» What the task asks
Copy out each line featuring the string "Piramide" from the entries beneath.
[begin Extracted information]
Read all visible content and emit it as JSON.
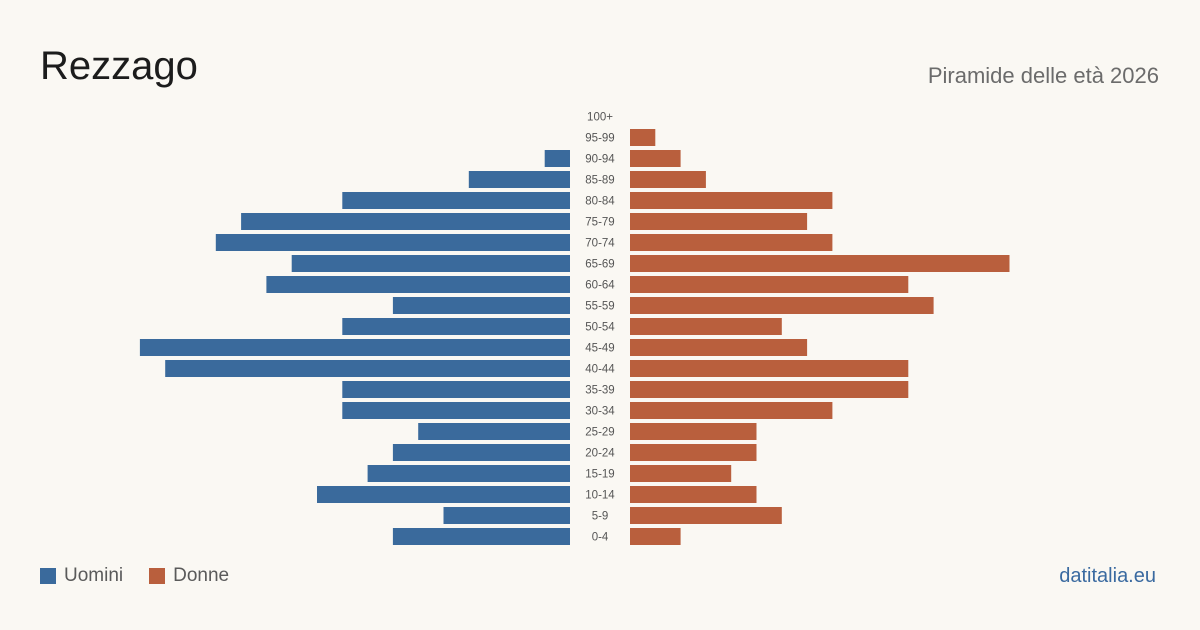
{
  "header": {
    "title": "Rezzago",
    "subtitle": "Piramide delle età 2026"
  },
  "chart_data": {
    "type": "bar",
    "orientation": "horizontal-pyramid",
    "title": "Rezzago",
    "subtitle": "Piramide delle età 2026",
    "categories": [
      "100+",
      "95-99",
      "90-94",
      "85-89",
      "80-84",
      "75-79",
      "70-74",
      "65-69",
      "60-64",
      "55-59",
      "50-54",
      "45-49",
      "40-44",
      "35-39",
      "30-34",
      "25-29",
      "20-24",
      "15-19",
      "10-14",
      "5-9",
      "0-4"
    ],
    "series": [
      {
        "name": "Uomini",
        "color": "#3a6a9c",
        "values": [
          0,
          0,
          1,
          4,
          9,
          13,
          14,
          11,
          12,
          7,
          9,
          17,
          16,
          9,
          9,
          6,
          7,
          8,
          10,
          5,
          7
        ]
      },
      {
        "name": "Donne",
        "color": "#b95f3d",
        "values": [
          0,
          1,
          2,
          3,
          8,
          7,
          8,
          15,
          11,
          12,
          6,
          7,
          11,
          11,
          8,
          5,
          5,
          4,
          5,
          6,
          2
        ]
      }
    ],
    "legend": "bottom-left",
    "grid": false
  },
  "legend": {
    "men_label": "Uomini",
    "women_label": "Donne"
  },
  "footer": {
    "site": "datitalia.eu"
  },
  "colors": {
    "men": "#3a6a9c",
    "women": "#b95f3d",
    "background": "#faf8f3",
    "link": "#3a6aa0"
  }
}
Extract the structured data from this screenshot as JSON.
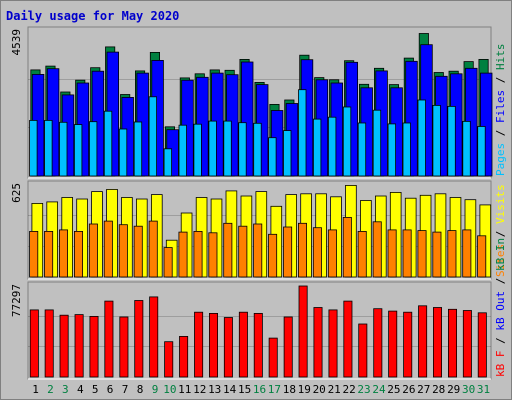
{
  "title": "Daily usage for May 2020",
  "colors": {
    "background": "#c0c0c0",
    "panel": "#c0c0c0",
    "title": "#0000cc",
    "hits": "#008040",
    "files": "#0000ff",
    "pages": "#00c0ff",
    "visits": "#ffff00",
    "sites": "#ff8000",
    "kbin": "#008040",
    "kbout": "#0000ff",
    "kbf": "#ff0000",
    "weekend_day": "#008040",
    "weekday_day": "#000000",
    "separator": "#000000"
  },
  "chart_data": [
    {
      "type": "bar",
      "panel": "hits-files-pages",
      "max_label": "4539",
      "ylim": [
        0,
        4539
      ],
      "legend": [
        {
          "text": "Pages",
          "color": "#00c0ff"
        },
        {
          "text": " / ",
          "color": "#000000"
        },
        {
          "text": "Files",
          "color": "#0000ff"
        },
        {
          "text": " / ",
          "color": "#000000"
        },
        {
          "text": "Hits",
          "color": "#008040"
        }
      ],
      "categories": [
        "1",
        "2",
        "3",
        "4",
        "5",
        "6",
        "7",
        "8",
        "9",
        "10",
        "11",
        "12",
        "13",
        "14",
        "15",
        "16",
        "17",
        "18",
        "19",
        "20",
        "21",
        "22",
        "23",
        "24",
        "25",
        "26",
        "27",
        "28",
        "29",
        "30",
        "31"
      ],
      "series": [
        {
          "name": "Hits",
          "color": "#008040",
          "values": [
            3320,
            3440,
            2630,
            3000,
            3390,
            4040,
            2550,
            3290,
            3870,
            1540,
            3070,
            3200,
            3320,
            3310,
            3650,
            2930,
            2240,
            2380,
            3780,
            3080,
            3010,
            3610,
            2870,
            3370,
            2860,
            3690,
            4460,
            3240,
            3280,
            3580,
            3650
          ]
        },
        {
          "name": "Files",
          "color": "#0000ff",
          "values": [
            3180,
            3360,
            2540,
            2910,
            3280,
            3880,
            2460,
            3220,
            3620,
            1450,
            3000,
            3090,
            3220,
            3170,
            3570,
            2860,
            2050,
            2270,
            3640,
            3010,
            2910,
            3560,
            2760,
            3290,
            2760,
            3590,
            4110,
            3120,
            3200,
            3370,
            3220
          ]
        },
        {
          "name": "Pages",
          "color": "#00c0ff",
          "values": [
            1740,
            1740,
            1680,
            1610,
            1700,
            2030,
            1470,
            1690,
            2480,
            850,
            1590,
            1620,
            1720,
            1720,
            1670,
            1650,
            1200,
            1420,
            2700,
            1780,
            1840,
            2160,
            1660,
            2060,
            1630,
            1660,
            2380,
            2210,
            2180,
            1710,
            1550
          ]
        }
      ]
    },
    {
      "type": "bar",
      "panel": "visits-sites",
      "max_label": "625",
      "ylim": [
        0,
        625
      ],
      "legend": [
        {
          "text": "Sites",
          "color": "#ff8000"
        },
        {
          "text": " / ",
          "color": "#000000"
        },
        {
          "text": "Visits",
          "color": "#ffff00"
        }
      ],
      "categories": [
        "1",
        "2",
        "3",
        "4",
        "5",
        "6",
        "7",
        "8",
        "9",
        "10",
        "11",
        "12",
        "13",
        "14",
        "15",
        "16",
        "17",
        "18",
        "19",
        "20",
        "21",
        "22",
        "23",
        "24",
        "25",
        "26",
        "27",
        "28",
        "29",
        "30",
        "31"
      ],
      "series": [
        {
          "name": "Visits",
          "color": "#ffff00",
          "values": [
            500,
            510,
            540,
            530,
            580,
            595,
            540,
            530,
            560,
            250,
            435,
            540,
            530,
            585,
            550,
            580,
            480,
            560,
            565,
            565,
            545,
            622,
            520,
            550,
            575,
            535,
            555,
            565,
            540,
            525,
            490
          ]
        },
        {
          "name": "Sites",
          "color": "#ff8000",
          "values": [
            310,
            310,
            320,
            310,
            360,
            380,
            355,
            345,
            380,
            200,
            305,
            310,
            300,
            365,
            345,
            360,
            290,
            340,
            365,
            335,
            320,
            405,
            310,
            375,
            320,
            320,
            315,
            305,
            315,
            320,
            280
          ]
        }
      ]
    },
    {
      "type": "bar",
      "panel": "kbytes",
      "max_label": "77297",
      "ylim": [
        0,
        77297
      ],
      "legend": [
        {
          "text": "kB F",
          "color": "#ff0000"
        },
        {
          "text": " / ",
          "color": "#000000"
        },
        {
          "text": "kB Out",
          "color": "#0000ff"
        },
        {
          "text": " / ",
          "color": "#000000"
        },
        {
          "text": "kB In",
          "color": "#008040"
        }
      ],
      "categories": [
        "1",
        "2",
        "3",
        "4",
        "5",
        "6",
        "7",
        "8",
        "9",
        "10",
        "11",
        "12",
        "13",
        "14",
        "15",
        "16",
        "17",
        "18",
        "19",
        "20",
        "21",
        "22",
        "23",
        "24",
        "25",
        "26",
        "27",
        "28",
        "29",
        "30",
        "31"
      ],
      "series": [
        {
          "name": "kB F",
          "color": "#ff0000",
          "values": [
            57000,
            57000,
            52500,
            53000,
            51500,
            64500,
            51000,
            65000,
            68000,
            30000,
            34500,
            55000,
            54000,
            50500,
            55000,
            54000,
            33000,
            51000,
            77297,
            59000,
            57000,
            64500,
            45000,
            58000,
            56000,
            55000,
            60500,
            59000,
            57500,
            56500,
            54500
          ]
        }
      ]
    }
  ],
  "day_labels": [
    {
      "text": "1",
      "weekend": false
    },
    {
      "text": "2",
      "weekend": true
    },
    {
      "text": "3",
      "weekend": true
    },
    {
      "text": "4",
      "weekend": false
    },
    {
      "text": "5",
      "weekend": false
    },
    {
      "text": "6",
      "weekend": false
    },
    {
      "text": "7",
      "weekend": false
    },
    {
      "text": "8",
      "weekend": false
    },
    {
      "text": "9",
      "weekend": true
    },
    {
      "text": "10",
      "weekend": true
    },
    {
      "text": "11",
      "weekend": false
    },
    {
      "text": "12",
      "weekend": false
    },
    {
      "text": "13",
      "weekend": false
    },
    {
      "text": "14",
      "weekend": false
    },
    {
      "text": "15",
      "weekend": false
    },
    {
      "text": "16",
      "weekend": true
    },
    {
      "text": "17",
      "weekend": true
    },
    {
      "text": "18",
      "weekend": false
    },
    {
      "text": "19",
      "weekend": false
    },
    {
      "text": "20",
      "weekend": false
    },
    {
      "text": "21",
      "weekend": false
    },
    {
      "text": "22",
      "weekend": false
    },
    {
      "text": "23",
      "weekend": true
    },
    {
      "text": "24",
      "weekend": true
    },
    {
      "text": "25",
      "weekend": false
    },
    {
      "text": "26",
      "weekend": false
    },
    {
      "text": "27",
      "weekend": false
    },
    {
      "text": "28",
      "weekend": false
    },
    {
      "text": "29",
      "weekend": false
    },
    {
      "text": "30",
      "weekend": true
    },
    {
      "text": "31",
      "weekend": true
    }
  ]
}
[end Extracted information]
» Task output
    "subtitle": "Piramide delle età 2026"
    "subtitle": "Piramide delle età 2026",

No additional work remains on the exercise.